■ **Fragmento para leer**:
La parte final de este libro se reserva para un tema atrayente, fuera de nuestra América. En él, la doctora Mora-Donatto examina una de las instituciones más interesantes de esa novedad sugerente que es la Unión Europea. Novedad, digo, ya de muchos años, forjada al cabo de los infinitos esfuerzos que algunos estadistas pusieron en marcha al cabo de la catástrofe bélica y para evitar, al menos en aquel continente devastado, nuevas conflagraciones. Concluida la Segunda Guerra, franceses y alemanes hicieron a un lado su antagonismo inveterado y hallaron la forma de unir sus fuerzas, en vez de enfrentarlas. La costumbre de la guerra se ha vuelto costumbre del trabajo en unidad conveniente para todos, que ha tenido más aciertos y progresos que errores o tropiezos.

En ese marco de coincidencias y encuentros, la Comunidad Económica del Carbón y del Acero dio paso a otras y más desarrolladas estructuras. Tal ha sido el caso de la Unión articulada, hoy día, por el Tratado de Maastricht, con su aparato de organismos. A éstos, los de la Unión, hay que agregar otros instalados en la misma Europa, fruto de una renovada tradición de paz y respeto a los más altos valores de la existencia, como la Corte Europea de Derechos Humanos, que a partir del Protocolo 11 de su Convención fundadora -la Convención de Roma- ha asumido también las funciones que antes correspondieron a la Comisión Europea y ha dado entrada a las instancias directas de los particulares.

■ **Material proporcionado**:
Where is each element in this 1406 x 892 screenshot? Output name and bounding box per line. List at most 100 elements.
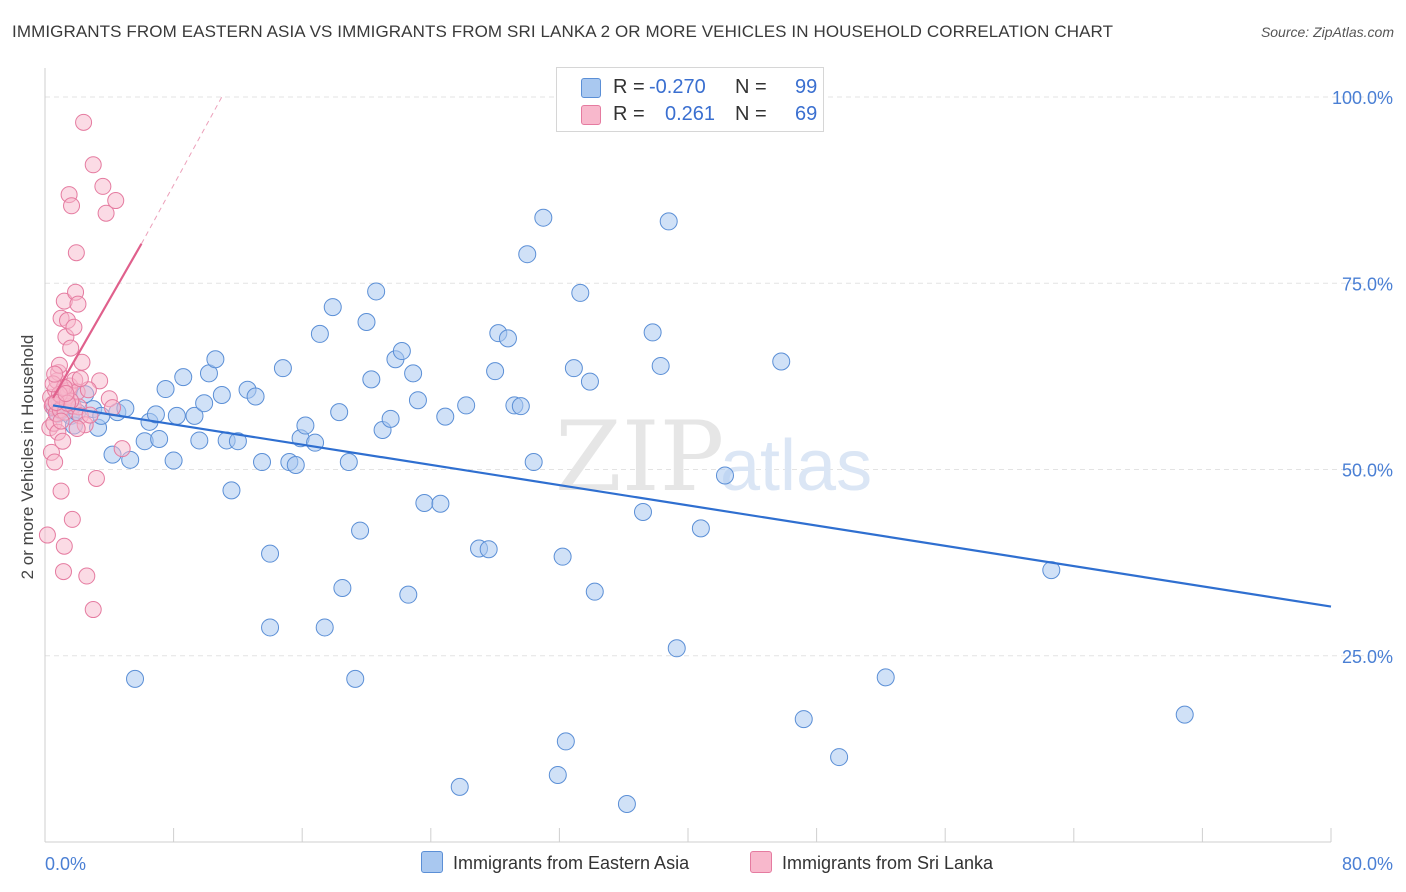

■ **Tarea escrita A**:
Responde estas preguntas según el fragmento sobre la Unión Europea:
(i) ¿Qué dos pueblos dejaron a un lado su antagonismo al concluir la Segunda Guerra?
(ii) ¿Qué tratado articula hoy día a la Unión?
(iii) ¿Qué funciones asumió la Corte Europea de Derechos Humanos a partir del Protocolo 11?
■ **Tarea escrita B**: Prosigue el fragmento sobre la Unión Europea desde su última oración.

■ **Resultado esperado A**:
(i) Los franceses y los alemanes.
(ii) El Tratado de Maastricht.
(iii) Las funciones que antes correspondieron a la Comisión Europea.

■ **Resultado esperado B**:
La autora concentra su interés en el Parlamento Europeo, del que dice, siguiendo a algunos analistas del tema, que "es más una esperanza que una realidad", pero que actualmente encarna, reconoce, "el principio democrático en la estructura institucional de la Unión Europea", a partir de un hecho: la elección de sus miembros por sufragio universal y directo. No hay duda de que este organismo dista mucho de poseer las competencias que caracterizan a un Parlamento en la acepción completa del término, pero tampoco la hay de que Europa no es una sola república, ya perfectamente articulada, unidad política y soberana con los datos que regularmente han producido, sustentado y aprovechado la institución del Parlamento que legisla y del que proviene, inclusive, el gobierno de aquélla.

En la presente etapa, el Parlamento Europeo es el fruto de este momento en la unidad europea, pero además constituye el agente de una futura unión más estrecha. Prenda de ello es un hecho que analiza la autora: los grupos parlamentarios no se organizan conforme a la nacionalidad de sus integrantes, sino por la ideología o la afinidad política, que evidentemente trasciende las fronteras nacionales y tiende a atenuarlas en la mayor medida posible; en otros términos, se "preferencia la formación de grupos europeos sobre la constitución de grupos nacionales". Esta forma de armar el conjunto se refleja luego en algunos órganos, como la Conferencia de Presidentes, que reúne a quienes encabezan los grupos parlamentarios.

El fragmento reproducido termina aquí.